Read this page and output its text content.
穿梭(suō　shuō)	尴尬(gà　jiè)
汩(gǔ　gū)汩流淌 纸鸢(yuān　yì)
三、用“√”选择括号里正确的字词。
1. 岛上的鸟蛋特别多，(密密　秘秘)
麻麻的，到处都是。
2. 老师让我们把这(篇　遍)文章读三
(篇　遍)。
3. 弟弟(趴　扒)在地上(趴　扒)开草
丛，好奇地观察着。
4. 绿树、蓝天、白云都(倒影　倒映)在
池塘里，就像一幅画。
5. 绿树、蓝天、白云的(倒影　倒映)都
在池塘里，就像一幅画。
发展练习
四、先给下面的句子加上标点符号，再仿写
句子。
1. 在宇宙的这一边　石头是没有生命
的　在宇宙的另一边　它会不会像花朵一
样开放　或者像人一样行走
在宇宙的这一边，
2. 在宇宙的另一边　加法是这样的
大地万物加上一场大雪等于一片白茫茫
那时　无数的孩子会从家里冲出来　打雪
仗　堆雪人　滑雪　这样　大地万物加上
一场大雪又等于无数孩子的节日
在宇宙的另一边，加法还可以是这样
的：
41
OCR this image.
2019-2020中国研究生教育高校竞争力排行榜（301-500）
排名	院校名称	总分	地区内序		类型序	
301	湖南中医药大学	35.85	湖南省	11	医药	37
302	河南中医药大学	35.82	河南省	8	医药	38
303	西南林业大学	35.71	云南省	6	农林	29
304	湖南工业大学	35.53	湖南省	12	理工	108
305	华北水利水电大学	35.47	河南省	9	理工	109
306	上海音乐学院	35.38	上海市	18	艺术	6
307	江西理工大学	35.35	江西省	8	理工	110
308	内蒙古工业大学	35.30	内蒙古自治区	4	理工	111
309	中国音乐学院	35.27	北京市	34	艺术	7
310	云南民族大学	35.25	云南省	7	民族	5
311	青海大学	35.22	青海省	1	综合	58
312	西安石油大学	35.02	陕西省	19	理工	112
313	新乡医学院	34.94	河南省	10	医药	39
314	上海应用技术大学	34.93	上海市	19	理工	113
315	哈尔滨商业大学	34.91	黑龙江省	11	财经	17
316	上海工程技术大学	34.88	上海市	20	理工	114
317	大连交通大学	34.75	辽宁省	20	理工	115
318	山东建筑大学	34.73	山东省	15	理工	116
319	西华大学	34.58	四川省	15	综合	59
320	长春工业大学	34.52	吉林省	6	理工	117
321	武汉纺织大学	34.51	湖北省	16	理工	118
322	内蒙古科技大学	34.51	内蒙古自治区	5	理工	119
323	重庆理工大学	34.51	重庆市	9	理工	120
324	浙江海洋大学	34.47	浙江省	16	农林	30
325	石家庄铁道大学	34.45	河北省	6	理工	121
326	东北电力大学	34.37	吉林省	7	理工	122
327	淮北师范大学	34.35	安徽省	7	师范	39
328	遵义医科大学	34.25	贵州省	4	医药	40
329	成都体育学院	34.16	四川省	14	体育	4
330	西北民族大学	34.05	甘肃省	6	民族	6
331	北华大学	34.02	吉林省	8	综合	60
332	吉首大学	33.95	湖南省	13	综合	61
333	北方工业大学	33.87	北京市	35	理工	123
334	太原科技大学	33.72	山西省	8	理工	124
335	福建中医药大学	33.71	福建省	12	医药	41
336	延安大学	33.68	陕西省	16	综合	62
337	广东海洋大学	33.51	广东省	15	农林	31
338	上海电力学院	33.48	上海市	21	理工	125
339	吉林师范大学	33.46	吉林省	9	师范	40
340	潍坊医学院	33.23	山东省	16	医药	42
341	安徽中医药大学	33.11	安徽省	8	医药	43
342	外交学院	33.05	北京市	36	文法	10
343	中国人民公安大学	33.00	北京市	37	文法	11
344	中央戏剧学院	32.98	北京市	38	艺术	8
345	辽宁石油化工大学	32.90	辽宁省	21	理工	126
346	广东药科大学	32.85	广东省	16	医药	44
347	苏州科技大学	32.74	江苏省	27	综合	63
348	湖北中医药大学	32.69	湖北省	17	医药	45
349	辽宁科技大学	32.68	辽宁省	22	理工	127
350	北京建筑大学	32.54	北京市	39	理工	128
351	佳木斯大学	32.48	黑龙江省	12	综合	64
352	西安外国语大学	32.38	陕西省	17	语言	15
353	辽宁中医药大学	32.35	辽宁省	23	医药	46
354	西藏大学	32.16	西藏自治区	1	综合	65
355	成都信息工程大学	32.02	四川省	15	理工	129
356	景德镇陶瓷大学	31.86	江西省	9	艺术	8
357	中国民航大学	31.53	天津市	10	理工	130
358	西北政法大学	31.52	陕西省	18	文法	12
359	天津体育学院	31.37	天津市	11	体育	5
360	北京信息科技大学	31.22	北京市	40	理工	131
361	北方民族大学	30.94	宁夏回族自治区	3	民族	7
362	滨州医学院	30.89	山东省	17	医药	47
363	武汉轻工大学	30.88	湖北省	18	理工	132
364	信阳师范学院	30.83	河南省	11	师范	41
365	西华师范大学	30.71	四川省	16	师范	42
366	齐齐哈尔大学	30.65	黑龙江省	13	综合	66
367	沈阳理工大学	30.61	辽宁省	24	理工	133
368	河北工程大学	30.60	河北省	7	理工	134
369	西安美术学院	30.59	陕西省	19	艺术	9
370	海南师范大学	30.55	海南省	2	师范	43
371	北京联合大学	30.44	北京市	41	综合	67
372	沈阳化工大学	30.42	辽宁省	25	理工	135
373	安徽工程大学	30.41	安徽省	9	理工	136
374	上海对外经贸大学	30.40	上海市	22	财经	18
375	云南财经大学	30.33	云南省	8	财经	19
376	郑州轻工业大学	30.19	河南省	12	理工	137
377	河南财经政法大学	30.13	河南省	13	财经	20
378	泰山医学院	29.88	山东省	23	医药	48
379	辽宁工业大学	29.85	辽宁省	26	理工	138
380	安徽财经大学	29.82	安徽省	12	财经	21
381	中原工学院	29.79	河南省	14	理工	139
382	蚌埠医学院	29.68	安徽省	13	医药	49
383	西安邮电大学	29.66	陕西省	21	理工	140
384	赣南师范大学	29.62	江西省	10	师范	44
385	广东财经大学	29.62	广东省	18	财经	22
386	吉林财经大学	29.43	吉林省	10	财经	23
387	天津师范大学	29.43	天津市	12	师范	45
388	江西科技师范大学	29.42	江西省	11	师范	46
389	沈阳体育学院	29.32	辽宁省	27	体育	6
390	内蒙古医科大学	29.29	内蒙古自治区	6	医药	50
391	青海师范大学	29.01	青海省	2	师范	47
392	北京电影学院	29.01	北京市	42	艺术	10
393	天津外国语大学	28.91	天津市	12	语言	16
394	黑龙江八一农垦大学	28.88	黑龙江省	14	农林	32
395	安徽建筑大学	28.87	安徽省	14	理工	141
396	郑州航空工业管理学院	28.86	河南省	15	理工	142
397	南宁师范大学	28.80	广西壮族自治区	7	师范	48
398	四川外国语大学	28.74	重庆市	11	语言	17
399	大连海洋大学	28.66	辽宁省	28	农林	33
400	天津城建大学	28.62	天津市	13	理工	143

____________

(Objective): Pull out all lines from the listing that contain the string "在宇宙的另一边".

(Response to this exercise):
的　在宇宙的另一边　它会不会像花朵一
2. 在宇宙的另一边　加法是这样的
在宇宙的另一边，加法还可以是这样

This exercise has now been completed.